Description of the task: Show all lines of the listing that hold the word "межреберных".

-- START OF Dataset entries --

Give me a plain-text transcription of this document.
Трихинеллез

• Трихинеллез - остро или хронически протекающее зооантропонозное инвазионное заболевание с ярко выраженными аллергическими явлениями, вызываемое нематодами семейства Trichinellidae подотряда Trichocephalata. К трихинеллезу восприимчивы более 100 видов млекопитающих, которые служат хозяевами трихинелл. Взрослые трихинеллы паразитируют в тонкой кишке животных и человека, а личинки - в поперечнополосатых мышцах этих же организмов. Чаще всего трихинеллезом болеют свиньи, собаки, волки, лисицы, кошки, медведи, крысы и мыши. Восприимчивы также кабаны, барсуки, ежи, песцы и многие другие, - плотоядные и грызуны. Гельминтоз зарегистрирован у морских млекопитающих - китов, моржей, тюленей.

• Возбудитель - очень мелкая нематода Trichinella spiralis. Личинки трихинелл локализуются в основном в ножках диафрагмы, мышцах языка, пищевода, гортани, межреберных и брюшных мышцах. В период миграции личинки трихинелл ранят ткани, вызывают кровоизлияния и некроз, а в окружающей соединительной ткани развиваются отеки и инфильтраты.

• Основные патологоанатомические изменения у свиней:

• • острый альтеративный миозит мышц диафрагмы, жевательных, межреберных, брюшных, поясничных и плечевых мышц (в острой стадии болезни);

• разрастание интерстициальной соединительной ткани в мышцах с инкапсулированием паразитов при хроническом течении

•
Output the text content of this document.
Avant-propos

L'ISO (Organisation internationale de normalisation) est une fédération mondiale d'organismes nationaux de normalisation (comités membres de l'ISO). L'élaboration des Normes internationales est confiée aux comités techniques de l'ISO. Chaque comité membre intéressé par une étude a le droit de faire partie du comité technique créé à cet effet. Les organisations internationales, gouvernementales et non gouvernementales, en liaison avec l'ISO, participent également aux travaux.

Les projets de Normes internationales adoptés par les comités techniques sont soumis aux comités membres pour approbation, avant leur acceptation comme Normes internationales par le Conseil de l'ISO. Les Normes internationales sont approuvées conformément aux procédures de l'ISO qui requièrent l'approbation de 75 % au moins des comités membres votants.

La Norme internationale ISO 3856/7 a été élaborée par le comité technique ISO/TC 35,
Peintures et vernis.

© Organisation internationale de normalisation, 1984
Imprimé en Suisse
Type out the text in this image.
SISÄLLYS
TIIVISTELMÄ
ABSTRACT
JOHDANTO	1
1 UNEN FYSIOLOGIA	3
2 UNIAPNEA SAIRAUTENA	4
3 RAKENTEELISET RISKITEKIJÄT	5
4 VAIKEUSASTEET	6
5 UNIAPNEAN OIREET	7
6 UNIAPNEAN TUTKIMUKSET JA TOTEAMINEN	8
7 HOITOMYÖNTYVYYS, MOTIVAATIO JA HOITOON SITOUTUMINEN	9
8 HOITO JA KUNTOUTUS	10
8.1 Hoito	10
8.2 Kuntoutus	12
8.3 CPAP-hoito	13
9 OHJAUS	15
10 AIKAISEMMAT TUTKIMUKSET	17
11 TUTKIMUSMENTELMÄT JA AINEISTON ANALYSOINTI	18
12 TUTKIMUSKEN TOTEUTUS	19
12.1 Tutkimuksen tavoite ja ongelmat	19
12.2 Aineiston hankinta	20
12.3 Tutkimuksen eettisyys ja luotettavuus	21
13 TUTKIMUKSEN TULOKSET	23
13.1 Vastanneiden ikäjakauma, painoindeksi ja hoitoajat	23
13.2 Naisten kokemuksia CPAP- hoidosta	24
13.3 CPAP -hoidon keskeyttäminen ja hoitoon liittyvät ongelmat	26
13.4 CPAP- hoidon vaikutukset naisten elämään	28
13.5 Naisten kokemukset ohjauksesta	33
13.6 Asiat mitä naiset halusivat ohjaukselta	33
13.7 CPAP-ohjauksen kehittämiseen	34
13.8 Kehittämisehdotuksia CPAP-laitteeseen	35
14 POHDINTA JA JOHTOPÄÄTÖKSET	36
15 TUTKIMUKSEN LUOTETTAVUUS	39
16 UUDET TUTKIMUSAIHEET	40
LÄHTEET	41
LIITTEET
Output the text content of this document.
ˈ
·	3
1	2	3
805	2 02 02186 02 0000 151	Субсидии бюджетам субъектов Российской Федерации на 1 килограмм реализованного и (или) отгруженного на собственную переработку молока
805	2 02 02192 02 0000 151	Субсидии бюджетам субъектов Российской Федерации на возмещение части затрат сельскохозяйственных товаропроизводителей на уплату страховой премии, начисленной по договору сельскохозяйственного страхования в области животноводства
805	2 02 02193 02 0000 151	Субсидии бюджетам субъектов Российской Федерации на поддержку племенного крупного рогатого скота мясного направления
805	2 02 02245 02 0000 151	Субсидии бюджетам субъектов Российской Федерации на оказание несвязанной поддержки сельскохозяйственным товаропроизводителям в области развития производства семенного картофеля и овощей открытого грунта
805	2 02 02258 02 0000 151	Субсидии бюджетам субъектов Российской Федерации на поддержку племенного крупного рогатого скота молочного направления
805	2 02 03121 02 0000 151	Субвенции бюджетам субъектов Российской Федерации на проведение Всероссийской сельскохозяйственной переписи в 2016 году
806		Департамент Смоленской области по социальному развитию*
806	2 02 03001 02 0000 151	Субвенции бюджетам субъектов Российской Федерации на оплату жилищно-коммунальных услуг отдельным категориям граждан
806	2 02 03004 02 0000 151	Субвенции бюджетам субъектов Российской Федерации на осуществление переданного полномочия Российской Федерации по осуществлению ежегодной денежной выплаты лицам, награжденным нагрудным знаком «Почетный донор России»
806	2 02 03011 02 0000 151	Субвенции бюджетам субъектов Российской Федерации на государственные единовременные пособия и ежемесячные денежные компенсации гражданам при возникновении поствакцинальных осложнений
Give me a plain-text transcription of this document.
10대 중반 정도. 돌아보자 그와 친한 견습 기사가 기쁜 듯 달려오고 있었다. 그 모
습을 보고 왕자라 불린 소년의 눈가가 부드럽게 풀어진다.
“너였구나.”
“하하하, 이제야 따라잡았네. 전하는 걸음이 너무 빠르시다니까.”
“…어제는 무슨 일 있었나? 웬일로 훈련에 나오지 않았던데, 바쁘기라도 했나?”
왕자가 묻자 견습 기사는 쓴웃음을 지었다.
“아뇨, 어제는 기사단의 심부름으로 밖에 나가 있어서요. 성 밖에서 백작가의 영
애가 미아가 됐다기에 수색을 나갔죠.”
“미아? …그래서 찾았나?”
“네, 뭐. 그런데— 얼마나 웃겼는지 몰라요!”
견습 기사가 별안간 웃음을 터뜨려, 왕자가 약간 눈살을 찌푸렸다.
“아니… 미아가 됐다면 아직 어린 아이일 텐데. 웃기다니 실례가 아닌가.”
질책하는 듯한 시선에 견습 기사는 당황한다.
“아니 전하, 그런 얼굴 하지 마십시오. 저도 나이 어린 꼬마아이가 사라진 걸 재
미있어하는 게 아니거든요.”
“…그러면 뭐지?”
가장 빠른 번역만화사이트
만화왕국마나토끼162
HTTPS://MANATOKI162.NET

-- END OF Dataset entries --

Task output:
• Возбудитель - очень мелкая нематода Trichinella spiralis. Личинки трихинелл локализуются в основном в ножках диафрагмы, мышцах языка, пищевода, гортани, межреберных и брюшных мышцах. В период миграции личинки трихинелл ранят ткани, вызывают кровоизлияния и некроз, а в окружающей соединительной ткани развиваются отеки и инфильтраты.
• • острый альтеративный миозит мышц диафрагмы, жевательных, межреберных, брюшных, поясничных и плечевых мышц (в острой стадии болезни);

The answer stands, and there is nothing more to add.